* [Work required] Report, word for word, every line of the material that contains "пункт".

* [Material supplied]
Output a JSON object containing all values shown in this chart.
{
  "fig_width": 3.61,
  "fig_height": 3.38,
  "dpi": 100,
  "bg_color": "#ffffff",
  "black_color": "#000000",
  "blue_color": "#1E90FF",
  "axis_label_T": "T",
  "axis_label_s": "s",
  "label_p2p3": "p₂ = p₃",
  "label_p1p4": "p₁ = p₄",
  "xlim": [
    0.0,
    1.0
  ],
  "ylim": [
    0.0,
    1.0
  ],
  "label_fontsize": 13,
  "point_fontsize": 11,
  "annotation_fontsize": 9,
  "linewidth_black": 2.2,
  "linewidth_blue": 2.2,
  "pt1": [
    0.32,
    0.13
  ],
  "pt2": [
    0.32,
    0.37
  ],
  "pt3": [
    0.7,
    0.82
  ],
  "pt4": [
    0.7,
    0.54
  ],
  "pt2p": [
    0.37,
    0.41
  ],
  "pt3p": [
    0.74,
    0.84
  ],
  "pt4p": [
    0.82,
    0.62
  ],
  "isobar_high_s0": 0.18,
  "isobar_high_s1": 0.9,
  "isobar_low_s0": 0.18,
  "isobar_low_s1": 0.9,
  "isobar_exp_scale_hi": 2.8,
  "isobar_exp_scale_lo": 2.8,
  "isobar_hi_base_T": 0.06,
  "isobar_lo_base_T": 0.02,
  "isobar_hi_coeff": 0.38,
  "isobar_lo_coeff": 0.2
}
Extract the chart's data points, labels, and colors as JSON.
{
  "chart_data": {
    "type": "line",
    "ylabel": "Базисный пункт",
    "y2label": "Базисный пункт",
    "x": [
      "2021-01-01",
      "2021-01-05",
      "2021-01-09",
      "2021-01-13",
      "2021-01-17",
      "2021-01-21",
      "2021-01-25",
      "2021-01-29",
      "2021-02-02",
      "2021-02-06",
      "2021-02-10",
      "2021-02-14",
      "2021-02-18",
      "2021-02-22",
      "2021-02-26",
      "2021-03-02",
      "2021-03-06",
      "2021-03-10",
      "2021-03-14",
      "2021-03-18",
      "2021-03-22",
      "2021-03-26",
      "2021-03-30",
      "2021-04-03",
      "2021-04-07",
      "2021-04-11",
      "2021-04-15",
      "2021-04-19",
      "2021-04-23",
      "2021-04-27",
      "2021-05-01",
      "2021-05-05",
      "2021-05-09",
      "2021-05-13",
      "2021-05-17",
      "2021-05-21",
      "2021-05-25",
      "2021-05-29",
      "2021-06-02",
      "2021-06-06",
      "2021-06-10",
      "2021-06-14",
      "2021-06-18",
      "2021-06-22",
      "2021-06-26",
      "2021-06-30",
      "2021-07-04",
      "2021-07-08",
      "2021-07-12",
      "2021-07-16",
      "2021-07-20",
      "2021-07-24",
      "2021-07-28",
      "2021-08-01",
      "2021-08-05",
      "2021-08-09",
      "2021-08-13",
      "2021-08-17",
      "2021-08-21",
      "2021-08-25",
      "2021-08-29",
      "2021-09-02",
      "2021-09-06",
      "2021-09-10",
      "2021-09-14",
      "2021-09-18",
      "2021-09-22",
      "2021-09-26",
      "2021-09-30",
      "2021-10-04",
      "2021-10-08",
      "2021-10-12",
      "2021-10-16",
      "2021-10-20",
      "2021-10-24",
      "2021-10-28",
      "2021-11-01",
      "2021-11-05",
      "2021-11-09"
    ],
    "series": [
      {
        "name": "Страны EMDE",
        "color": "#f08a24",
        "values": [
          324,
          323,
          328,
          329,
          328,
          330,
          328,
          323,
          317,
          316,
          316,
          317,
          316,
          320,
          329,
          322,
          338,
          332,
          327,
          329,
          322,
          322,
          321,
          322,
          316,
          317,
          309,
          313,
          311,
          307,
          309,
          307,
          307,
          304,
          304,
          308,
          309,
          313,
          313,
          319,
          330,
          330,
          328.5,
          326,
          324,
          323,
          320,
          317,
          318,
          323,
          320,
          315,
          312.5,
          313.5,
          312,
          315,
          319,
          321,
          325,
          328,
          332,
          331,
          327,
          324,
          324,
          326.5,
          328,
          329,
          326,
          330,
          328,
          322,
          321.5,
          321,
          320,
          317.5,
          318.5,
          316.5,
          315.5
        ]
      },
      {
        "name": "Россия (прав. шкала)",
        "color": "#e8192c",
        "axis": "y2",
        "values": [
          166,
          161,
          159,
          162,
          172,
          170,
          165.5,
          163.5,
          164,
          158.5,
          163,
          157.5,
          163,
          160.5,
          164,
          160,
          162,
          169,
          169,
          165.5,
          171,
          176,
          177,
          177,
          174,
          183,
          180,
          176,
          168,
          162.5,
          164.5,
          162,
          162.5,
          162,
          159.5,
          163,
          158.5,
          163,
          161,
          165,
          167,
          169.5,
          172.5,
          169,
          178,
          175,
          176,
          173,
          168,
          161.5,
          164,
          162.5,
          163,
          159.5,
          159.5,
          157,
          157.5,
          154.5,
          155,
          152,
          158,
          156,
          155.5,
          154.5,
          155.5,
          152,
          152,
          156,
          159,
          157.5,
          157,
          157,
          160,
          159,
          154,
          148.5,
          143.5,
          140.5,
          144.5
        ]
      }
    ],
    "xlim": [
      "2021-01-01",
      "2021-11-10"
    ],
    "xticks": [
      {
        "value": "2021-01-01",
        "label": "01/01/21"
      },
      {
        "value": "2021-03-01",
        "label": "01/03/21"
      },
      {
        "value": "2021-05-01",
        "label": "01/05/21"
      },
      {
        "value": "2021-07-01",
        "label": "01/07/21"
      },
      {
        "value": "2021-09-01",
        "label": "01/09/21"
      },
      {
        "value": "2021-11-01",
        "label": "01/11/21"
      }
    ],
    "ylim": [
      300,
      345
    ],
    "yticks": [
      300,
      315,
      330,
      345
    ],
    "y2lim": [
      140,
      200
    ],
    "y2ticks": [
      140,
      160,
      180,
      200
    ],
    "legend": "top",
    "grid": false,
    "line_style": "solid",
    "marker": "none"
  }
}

* [Reply]
    "ylabel": "Базисный пункт",
    "y2label": "Базисный пункт",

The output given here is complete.